### Exercise directions
Copy out the entries below in full and exactly.

====== Data in this exercise ======

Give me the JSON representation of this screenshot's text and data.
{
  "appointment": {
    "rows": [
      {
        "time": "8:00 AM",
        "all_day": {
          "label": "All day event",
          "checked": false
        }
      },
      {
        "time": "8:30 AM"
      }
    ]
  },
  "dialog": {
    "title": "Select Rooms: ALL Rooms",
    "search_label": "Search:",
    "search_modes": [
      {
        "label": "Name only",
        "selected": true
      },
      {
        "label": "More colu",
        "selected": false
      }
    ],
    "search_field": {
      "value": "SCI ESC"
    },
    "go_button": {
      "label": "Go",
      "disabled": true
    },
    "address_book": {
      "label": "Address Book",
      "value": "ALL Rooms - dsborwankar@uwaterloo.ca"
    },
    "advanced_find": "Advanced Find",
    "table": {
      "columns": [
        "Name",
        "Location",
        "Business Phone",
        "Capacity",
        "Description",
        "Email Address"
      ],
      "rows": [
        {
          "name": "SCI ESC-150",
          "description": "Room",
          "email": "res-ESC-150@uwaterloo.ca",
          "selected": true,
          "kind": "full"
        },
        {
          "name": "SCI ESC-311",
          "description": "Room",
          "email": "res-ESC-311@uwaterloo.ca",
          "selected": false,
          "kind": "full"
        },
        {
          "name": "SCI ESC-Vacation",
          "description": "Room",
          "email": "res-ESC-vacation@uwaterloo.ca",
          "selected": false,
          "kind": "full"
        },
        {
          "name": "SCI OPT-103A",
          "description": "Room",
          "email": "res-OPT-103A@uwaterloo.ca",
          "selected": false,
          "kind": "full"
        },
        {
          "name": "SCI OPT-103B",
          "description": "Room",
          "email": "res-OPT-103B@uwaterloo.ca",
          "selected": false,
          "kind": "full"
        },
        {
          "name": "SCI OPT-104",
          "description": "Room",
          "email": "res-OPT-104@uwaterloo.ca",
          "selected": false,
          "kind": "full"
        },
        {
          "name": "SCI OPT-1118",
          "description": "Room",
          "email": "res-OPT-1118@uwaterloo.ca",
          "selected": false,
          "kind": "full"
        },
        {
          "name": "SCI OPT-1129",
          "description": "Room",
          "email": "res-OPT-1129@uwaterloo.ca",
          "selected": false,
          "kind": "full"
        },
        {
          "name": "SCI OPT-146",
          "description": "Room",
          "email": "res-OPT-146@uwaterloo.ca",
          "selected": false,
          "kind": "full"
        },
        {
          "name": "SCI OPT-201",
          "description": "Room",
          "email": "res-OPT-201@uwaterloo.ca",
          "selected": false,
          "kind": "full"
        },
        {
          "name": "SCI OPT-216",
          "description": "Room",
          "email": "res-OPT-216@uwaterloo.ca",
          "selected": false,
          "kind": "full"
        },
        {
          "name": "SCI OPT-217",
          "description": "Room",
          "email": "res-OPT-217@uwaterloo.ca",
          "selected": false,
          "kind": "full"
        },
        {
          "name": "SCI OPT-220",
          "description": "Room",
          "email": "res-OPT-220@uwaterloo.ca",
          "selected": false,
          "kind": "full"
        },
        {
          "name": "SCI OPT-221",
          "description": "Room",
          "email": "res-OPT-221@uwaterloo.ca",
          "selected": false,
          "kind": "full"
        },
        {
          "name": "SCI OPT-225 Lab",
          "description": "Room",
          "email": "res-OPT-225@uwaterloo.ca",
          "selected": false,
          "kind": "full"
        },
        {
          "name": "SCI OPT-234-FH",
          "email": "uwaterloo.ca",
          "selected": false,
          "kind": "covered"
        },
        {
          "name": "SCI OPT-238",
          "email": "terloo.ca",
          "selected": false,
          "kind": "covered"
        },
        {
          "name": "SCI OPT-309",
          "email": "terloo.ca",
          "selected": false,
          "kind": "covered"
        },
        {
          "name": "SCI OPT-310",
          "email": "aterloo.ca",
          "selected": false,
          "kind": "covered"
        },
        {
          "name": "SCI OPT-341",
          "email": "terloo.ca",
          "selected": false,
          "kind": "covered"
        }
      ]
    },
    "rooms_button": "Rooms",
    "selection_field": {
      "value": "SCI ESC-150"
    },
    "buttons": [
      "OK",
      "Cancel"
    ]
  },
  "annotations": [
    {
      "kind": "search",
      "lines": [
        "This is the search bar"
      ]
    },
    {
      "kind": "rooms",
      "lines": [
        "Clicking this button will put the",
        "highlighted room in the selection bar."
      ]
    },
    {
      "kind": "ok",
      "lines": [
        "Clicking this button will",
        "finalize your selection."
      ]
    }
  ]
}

======

### Right answer
Give me the JSON representation of this screenshot's text and data.
{
  "appointment": {
    "rows": [
      {
        "time": "8:00 AM",
        "all_day": {
          "label": "All day event",
          "checked": false
        }
      },
      {
        "time": "8:30 AM"
      }
    ]
  },
  "dialog": {
    "title": "Select Rooms: ALL Rooms",
    "search_label": "Search:",
    "search_modes": [
      {
        "label": "Name only",
        "selected": true
      },
      {
        "label": "More colu",
        "selected": false
      }
    ],
    "search_field": {
      "value": "SCI ESC"
    },
    "go_button": {
      "label": "Go",
      "disabled": true
    },
    "address_book": {
      "label": "Address Book",
      "value": "ALL Rooms - dsborwankar@uwaterloo.ca"
    },
    "advanced_find": "Advanced Find",
    "table": {
      "columns": [
        "Name",
        "Location",
        "Business Phone",
        "Capacity",
        "Description",
        "Email Address"
      ],
      "rows": [
        {
          "name": "SCI ESC-150",
          "description": "Room",
          "email": "res-ESC-150@uwaterloo.ca",
          "selected": true,
          "kind": "full"
        },
        {
          "name": "SCI ESC-311",
          "description": "Room",
          "email": "res-ESC-311@uwaterloo.ca",
          "selected": false,
          "kind": "full"
        },
        {
          "name": "SCI ESC-Vacation",
          "description": "Room",
          "email": "res-ESC-vacation@uwaterloo.ca",
          "selected": false,
          "kind": "full"
        },
        {
          "name": "SCI OPT-103A",
          "description": "Room",
          "email": "res-OPT-103A@uwaterloo.ca",
          "selected": false,
          "kind": "full"
        },
        {
          "name": "SCI OPT-103B",
          "description": "Room",
          "email": "res-OPT-103B@uwaterloo.ca",
          "selected": false,
          "kind": "full"
        },
        {
          "name": "SCI OPT-104",
          "description": "Room",
          "email": "res-OPT-104@uwaterloo.ca",
          "selected": false,
          "kind": "full"
        },
        {
          "name": "SCI OPT-1118",
          "description": "Room",
          "email": "res-OPT-1118@uwaterloo.ca",
          "selected": false,
          "kind": "full"
        },
        {
          "name": "SCI OPT-1129",
          "description": "Room",
          "email": "res-OPT-1129@uwaterloo.ca",
          "selected": false,
          "kind": "full"
        },
        {
          "name": "SCI OPT-146",
          "description": "Room",
          "email": "res-OPT-146@uwaterloo.ca",
          "selected": false,
          "kind": "full"
        },
        {
          "name": "SCI OPT-201",
          "description": "Room",
          "email": "res-OPT-201@uwaterloo.ca",
          "selected": false,
          "kind": "full"
        },
        {
          "name": "SCI OPT-216",
          "description": "Room",
          "email": "res-OPT-216@uwaterloo.ca",
          "selected": false,
          "kind": "full"
        },
        {
          "name": "SCI OPT-217",
          "description": "Room",
          "email": "res-OPT-217@uwaterloo.ca",
          "selected": false,
          "kind": "full"
        },
        {
          "name": "SCI OPT-220",
          "description": "Room",
          "email": "res-OPT-220@uwaterloo.ca",
          "selected": false,
          "kind": "full"
        },
        {
          "name": "SCI OPT-221",
          "description": "Room",
          "email": "res-OPT-221@uwaterloo.ca",
          "selected": false,
          "kind": "full"
        },
        {
          "name": "SCI OPT-225 Lab",
          "description": "Room",
          "email": "res-OPT-225@uwaterloo.ca",
          "selected": false,
          "kind": "full"
        },
        {
          "name": "SCI OPT-234-FH",
          "email": "uwaterloo.ca",
          "selected": false,
          "kind": "covered"
        },
        {
          "name": "SCI OPT-238",
          "email": "terloo.ca",
          "selected": false,
          "kind": "covered"
        },
        {
          "name": "SCI OPT-309",
          "email": "terloo.ca",
          "selected": false,
          "kind": "covered"
        },
        {
          "name": "SCI OPT-310",
          "email": "aterloo.ca",
          "selected": false,
          "kind": "covered"
        },
        {
          "name": "SCI OPT-341",
          "email": "terloo.ca",
          "selected": false,
          "kind": "covered"
        }
      ]
    },
    "rooms_button": "Rooms",
    "selection_field": {
      "value": "SCI ESC-150"
    },
    "buttons": [
      "OK",
      "Cancel"
    ]
  },
  "annotations": [
    {
      "kind": "search",
      "lines": [
        "This is the search bar"
      ]
    },
    {
      "kind": "rooms",
      "lines": [
        "Clicking this button will put the",
        "highlighted room in the selection bar."
      ]
    },
    {
      "kind": "ok",
      "lines": [
        "Clicking this button will",
        "finalize your selection."
      ]
    }
  ]
}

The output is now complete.